- [PROBLEM STATEMENT]:
From the entries that follow, extract each line holding the string "pattern".

───

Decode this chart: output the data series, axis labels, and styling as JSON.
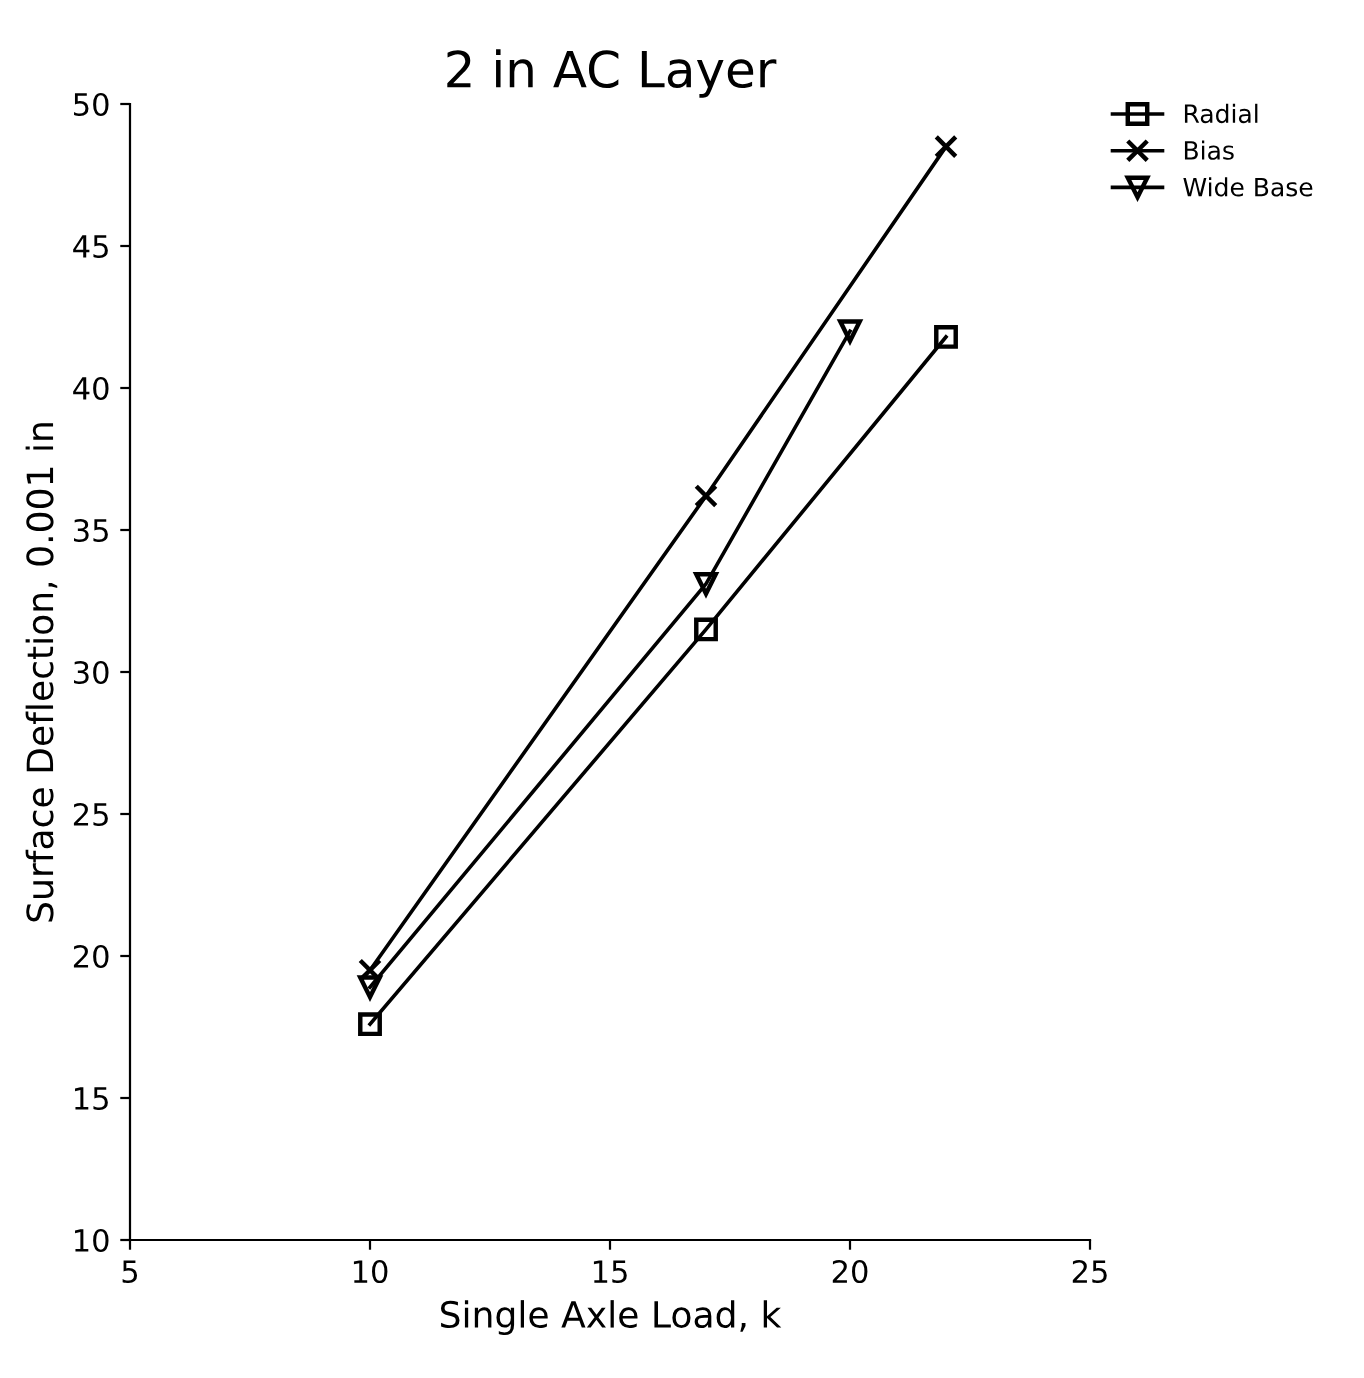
{
  "chart_data": {
    "type": "line",
    "title": "2 in AC Layer",
    "xlabel": "Single Axle Load, k",
    "ylabel": "Surface Deflection, 0.001 in",
    "x": [
      10,
      17,
      22
    ],
    "series": [
      {
        "name": "Radial",
        "color": "#000000",
        "marker": "square",
        "values": [
          17.6,
          31.5,
          41.8
        ]
      },
      {
        "name": "Bias",
        "color": "#000000",
        "marker": "cross",
        "values": [
          19.5,
          36.2,
          48.5
        ]
      },
      {
        "name": "Wide Base",
        "color": "#000000",
        "marker": "triangle",
        "x": [
          10,
          17,
          20
        ],
        "values": [
          18.9,
          33.1,
          42.0
        ]
      }
    ],
    "xlim": [
      5,
      25
    ],
    "xticks": [
      5,
      10,
      15,
      20,
      25
    ],
    "ylim": [
      10,
      50
    ],
    "yticks": [
      10,
      15,
      20,
      25,
      30,
      35,
      40,
      45,
      50
    ],
    "grid": false,
    "legend": "top right",
    "line_style": "solid"
  }
}
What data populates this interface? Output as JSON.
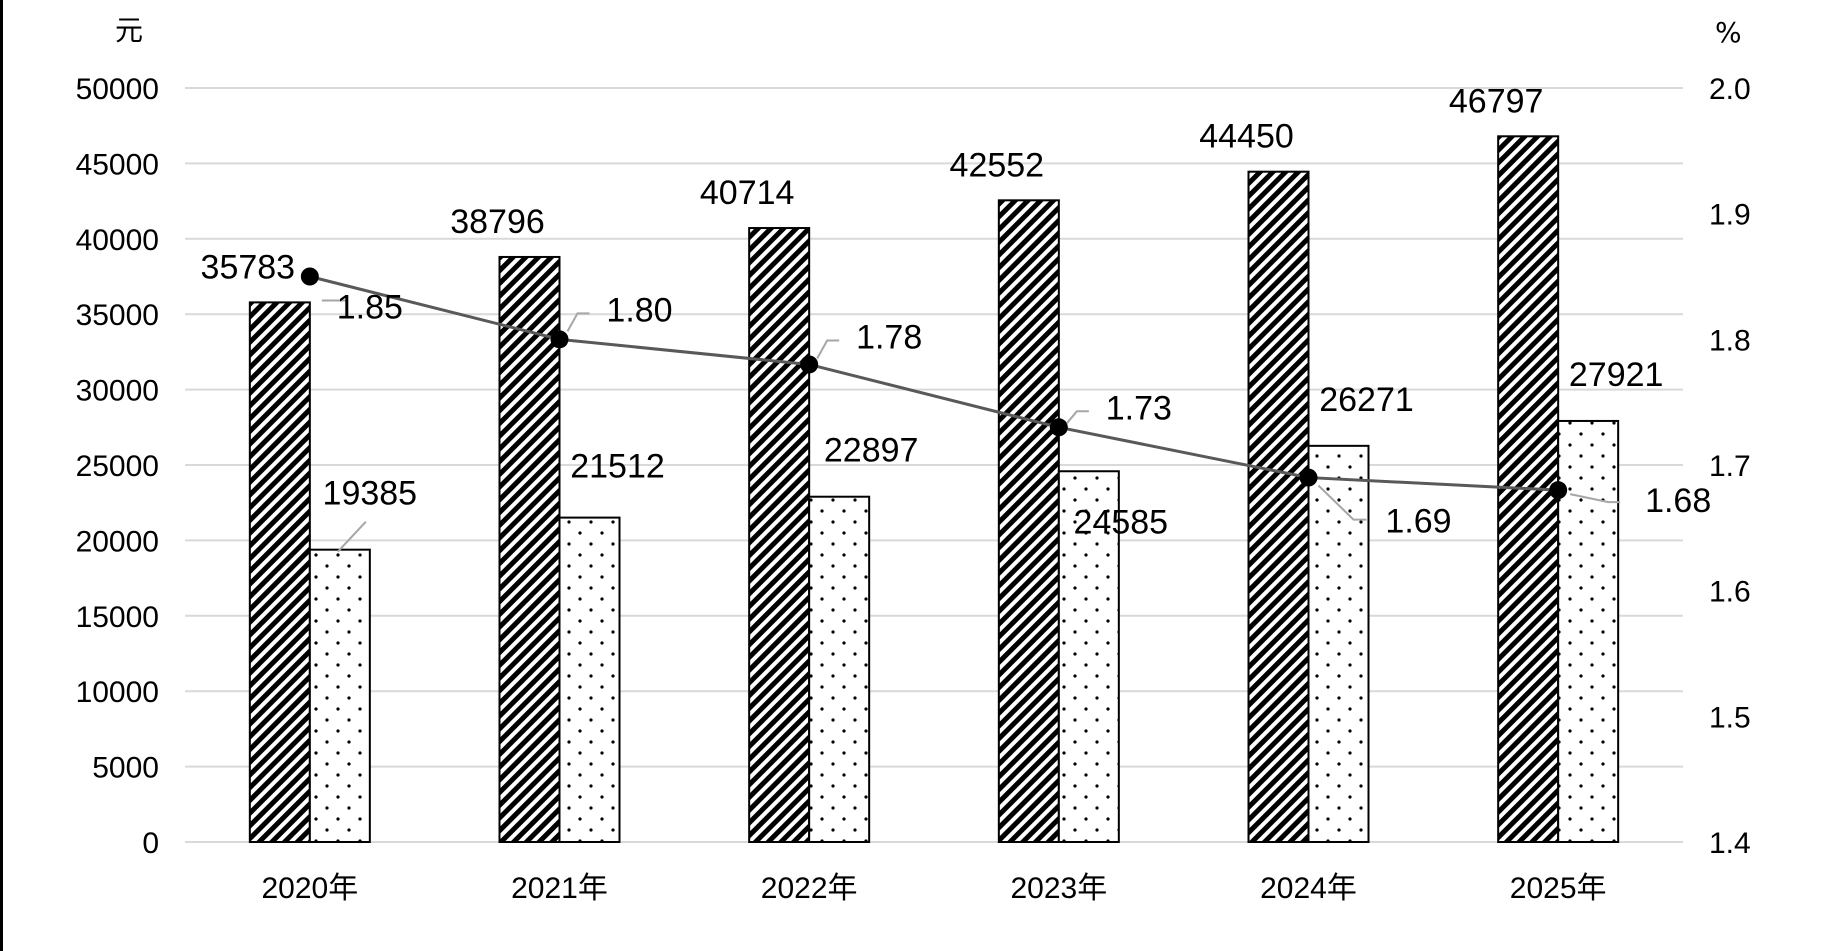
{
  "chart_data": {
    "type": "bar",
    "title": "",
    "categories": [
      "2020年",
      "2021年",
      "2022年",
      "2023年",
      "2024年",
      "2025年"
    ],
    "series": [
      {
        "values": [
          35783,
          38796,
          40714,
          42552,
          44450,
          46797
        ],
        "pattern": "diagonal-hatch",
        "axis": "left"
      },
      {
        "values": [
          19385,
          21512,
          22897,
          24585,
          26271,
          27921
        ],
        "pattern": "dots",
        "axis": "left"
      },
      {
        "type": "line",
        "values": [
          1.85,
          1.8,
          1.78,
          1.73,
          1.69,
          1.68
        ],
        "labels": [
          "1.85",
          "1.80",
          "1.78",
          "1.73",
          "1.69",
          "1.68"
        ],
        "axis": "right",
        "color": "#595959"
      }
    ],
    "y_left": {
      "unit": "元",
      "min": 0,
      "max": 50000,
      "step": 5000,
      "ticks": [
        "0",
        "5000",
        "10000",
        "15000",
        "20000",
        "25000",
        "30000",
        "35000",
        "40000",
        "45000",
        "50000"
      ]
    },
    "y_right": {
      "unit": "%",
      "min": 1.4,
      "max": 2.0,
      "step": 0.1,
      "ticks": [
        "1.4",
        "1.5",
        "1.6",
        "1.7",
        "1.8",
        "1.9",
        "2.0"
      ]
    },
    "grid": true,
    "gridColor": "#d9d9d9",
    "legend": "none"
  }
}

───

- [ANSWER TO THIS EXERCISE]:
        "pattern": "diagonal-hatch",
        "pattern": "dots",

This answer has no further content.